═══ EXCERPT TO READ ═══
The first graph is average of past 17 block times with the current algorithm. Note that it does not look like a good rolling average like it is supposed to be. The predictable changes are what I see as a problem since it is indicative of the predictable difficulty. The 2nd graph is if it had been what I think was the code’s intention, the equation at the end of my last post. The second one looks more like a normal network with fewer forced oscillations. Due to the way I had to estimate the 2nd one, maybe even those oscillations would not be present.

Concerning the difficulty adjustment algorithm:

They chose Digishield v3 which is why they are having the oscillations. The problem is that v3 does not take an average (or sum) of the difficulty along with an average (or sum) of the block times in order to keep it on time without oscillation. The correct math that requires no limitation on ups or downs and no diff=1 is:

next diff = avg past 17 diff x TargetTimespan / nActualTimespan

Digishield v3 had to make the up and down swings have different limits in order to reduce the oscillations they created from not taking an average of the difficulty. Dark gravity would have a problem from not letting the average of the past difficulty and time spans be over the same range. If the above is not responsive enough to multipools, 17 can be replaced by a lower number, maybe as low as 6.
═══ SOURCE INFORMATION ═══
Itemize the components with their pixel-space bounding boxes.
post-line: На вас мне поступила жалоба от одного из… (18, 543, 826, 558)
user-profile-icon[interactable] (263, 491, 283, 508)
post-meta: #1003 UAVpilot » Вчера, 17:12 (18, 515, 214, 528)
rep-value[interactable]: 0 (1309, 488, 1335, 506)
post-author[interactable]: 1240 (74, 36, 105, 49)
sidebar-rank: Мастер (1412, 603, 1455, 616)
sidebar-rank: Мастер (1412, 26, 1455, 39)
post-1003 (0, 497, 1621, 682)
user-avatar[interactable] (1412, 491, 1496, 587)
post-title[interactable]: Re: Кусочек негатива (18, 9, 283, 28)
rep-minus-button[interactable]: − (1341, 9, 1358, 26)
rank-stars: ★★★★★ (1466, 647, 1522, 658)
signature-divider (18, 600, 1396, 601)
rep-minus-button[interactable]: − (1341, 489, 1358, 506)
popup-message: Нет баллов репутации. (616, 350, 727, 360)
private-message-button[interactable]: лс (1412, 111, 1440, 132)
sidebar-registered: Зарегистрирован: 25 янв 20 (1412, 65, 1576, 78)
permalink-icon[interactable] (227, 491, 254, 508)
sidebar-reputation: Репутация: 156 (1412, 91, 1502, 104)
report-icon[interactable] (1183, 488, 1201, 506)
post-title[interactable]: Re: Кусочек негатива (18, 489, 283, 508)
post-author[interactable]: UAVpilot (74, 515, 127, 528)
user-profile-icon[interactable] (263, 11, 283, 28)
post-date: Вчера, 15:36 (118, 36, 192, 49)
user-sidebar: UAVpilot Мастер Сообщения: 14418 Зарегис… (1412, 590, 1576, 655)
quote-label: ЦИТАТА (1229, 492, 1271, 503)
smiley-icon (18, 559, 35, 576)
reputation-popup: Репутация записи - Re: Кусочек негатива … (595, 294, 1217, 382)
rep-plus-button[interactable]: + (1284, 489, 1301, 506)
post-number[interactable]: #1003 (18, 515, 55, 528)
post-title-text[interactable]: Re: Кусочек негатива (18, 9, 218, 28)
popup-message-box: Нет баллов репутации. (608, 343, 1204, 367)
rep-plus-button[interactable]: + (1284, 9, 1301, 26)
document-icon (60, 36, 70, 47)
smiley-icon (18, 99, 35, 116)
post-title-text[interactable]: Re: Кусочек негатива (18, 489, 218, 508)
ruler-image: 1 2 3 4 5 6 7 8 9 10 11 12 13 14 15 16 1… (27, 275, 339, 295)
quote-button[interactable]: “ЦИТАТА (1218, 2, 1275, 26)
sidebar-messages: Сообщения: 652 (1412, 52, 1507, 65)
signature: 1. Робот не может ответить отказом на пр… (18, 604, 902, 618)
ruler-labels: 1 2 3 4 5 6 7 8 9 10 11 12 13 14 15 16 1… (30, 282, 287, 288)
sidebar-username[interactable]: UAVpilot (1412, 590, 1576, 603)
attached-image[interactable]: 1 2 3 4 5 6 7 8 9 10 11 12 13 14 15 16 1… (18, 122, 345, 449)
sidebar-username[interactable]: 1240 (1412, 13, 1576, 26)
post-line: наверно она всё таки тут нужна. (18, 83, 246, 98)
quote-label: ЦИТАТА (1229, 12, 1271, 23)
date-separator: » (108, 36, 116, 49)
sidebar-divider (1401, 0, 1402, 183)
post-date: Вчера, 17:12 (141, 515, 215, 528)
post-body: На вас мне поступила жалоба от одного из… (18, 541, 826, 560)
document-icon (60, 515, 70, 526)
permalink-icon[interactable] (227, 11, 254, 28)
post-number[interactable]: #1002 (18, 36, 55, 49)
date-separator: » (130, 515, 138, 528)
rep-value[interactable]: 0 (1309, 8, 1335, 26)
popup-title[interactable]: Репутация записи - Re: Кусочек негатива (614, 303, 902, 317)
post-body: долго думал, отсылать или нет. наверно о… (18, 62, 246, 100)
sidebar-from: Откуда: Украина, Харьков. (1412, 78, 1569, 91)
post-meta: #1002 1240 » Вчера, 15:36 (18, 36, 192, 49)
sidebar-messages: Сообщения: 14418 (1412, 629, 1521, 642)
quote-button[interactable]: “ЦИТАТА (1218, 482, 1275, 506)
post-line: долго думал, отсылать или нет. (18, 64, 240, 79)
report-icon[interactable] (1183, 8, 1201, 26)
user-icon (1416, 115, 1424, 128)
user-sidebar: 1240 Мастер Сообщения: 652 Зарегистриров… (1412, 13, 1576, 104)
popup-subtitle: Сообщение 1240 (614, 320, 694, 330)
═══
• [WORK REQUEST]:
Reproduce the entire post on block times and the difficulty adjustment algorithm above, word for word.

• [SOLUTION TO THIS EXERCISE]:
The first graph is average of past 17 block times with the current algorithm. Note that it does not look like a good rolling average like it is supposed to be. The predictable changes are what I see as a problem since it is indicative of the predictable difficulty. The 2nd graph is if it had been what I think was the code’s intention, the equation at the end of my last post. The second one looks more like a normal network with fewer forced oscillations. Due to the way I had to estimate the 2nd one, maybe even those oscillations would not be present.

Concerning the difficulty adjustment algorithm:

They chose Digishield v3 which is why they are having the oscillations. The problem is that v3 does not take an average (or sum) of the difficulty along with an average (or sum) of the block times in order to keep it on time without oscillation. The correct math that requires no limitation on ups or downs and no diff=1 is:

next diff = avg past 17 diff x TargetTimespan / nActualTimespan

Digishield v3 had to make the up and down swings have different limits in order to reduce the oscillations they created from not taking an average of the difficulty. Dark gravity would have a problem from not letting the average of the past difficulty and time spans be over the same range. If the above is not responsive enough to multipools, 17 can be replaced by a lower number, maybe as low as 6.